Collect from the data below each line with "this".

§

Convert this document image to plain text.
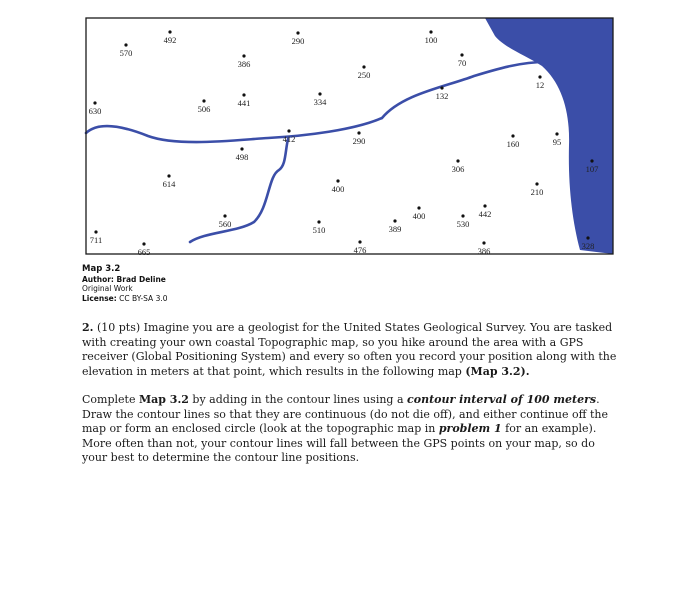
492
570
386
290
250
100
70
12
506
441	334
132
630
412	290	160	95
498
306	107
614	400	210
400	442
560
510	389	530
711
665	476	386	328
Map 3.2
Author: Brad Deline
Original Work
License: CC BY-SA 3.0
2. (10 pts) Imagine you are a geologist for the United States Geological Survey. You are tasked with creating your own coastal Topographic map, so you hike around the area with a GPS receiver (Global Positioning System) and every so often you record your position along with the elevation in meters at that point, which results in the following map (Map 3.2).
Complete Map 3.2 by adding in the contour lines using a contour interval of 100 meters. Draw the contour lines so that they are continuous (do not die off), and either continue off the map or form an enclosed circle (look at the topographic map in problem 1 for an example). More often than not, your contour lines will fall between the GPS points on your map, so do your best to determine the contour line positions.
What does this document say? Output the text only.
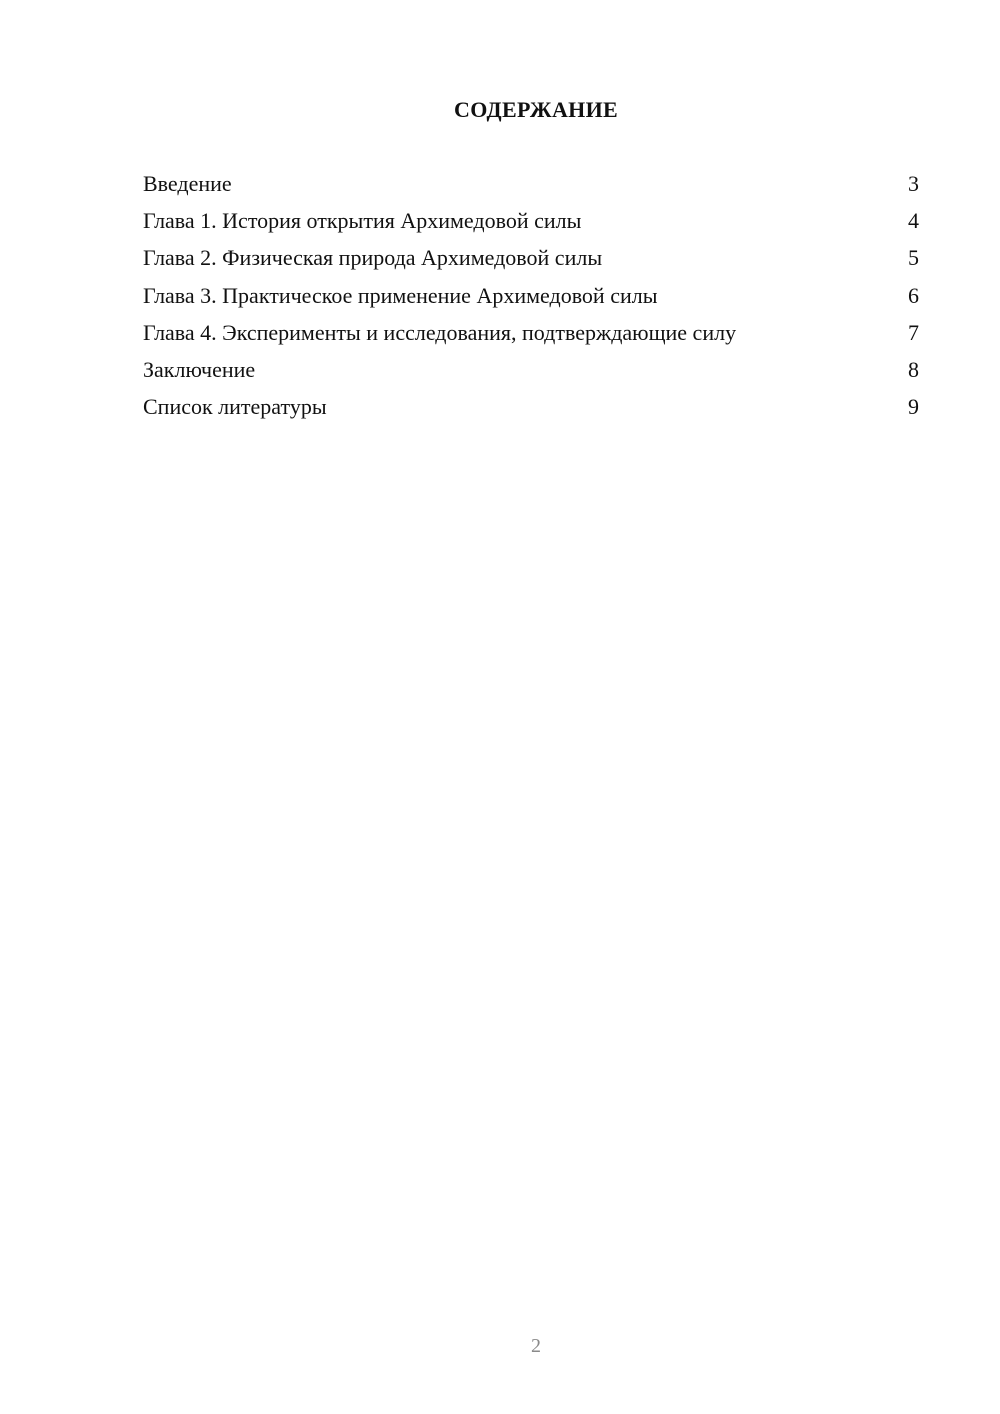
СОДЕРЖАНИЕ
Введение	3
Глава 1. История открытия Архимедовой силы	4
Глава 2. Физическая природа Архимедовой силы	5
Глава 3. Практическое применение Архимедовой силы	6
Глава 4. Эксперименты и исследования, подтверждающие силу	7
Заключение	8
Список литературы	9
2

§

▶ **WORKED SOLUTION**
Convert this document image to plain text.
What does this document say? Output the text only.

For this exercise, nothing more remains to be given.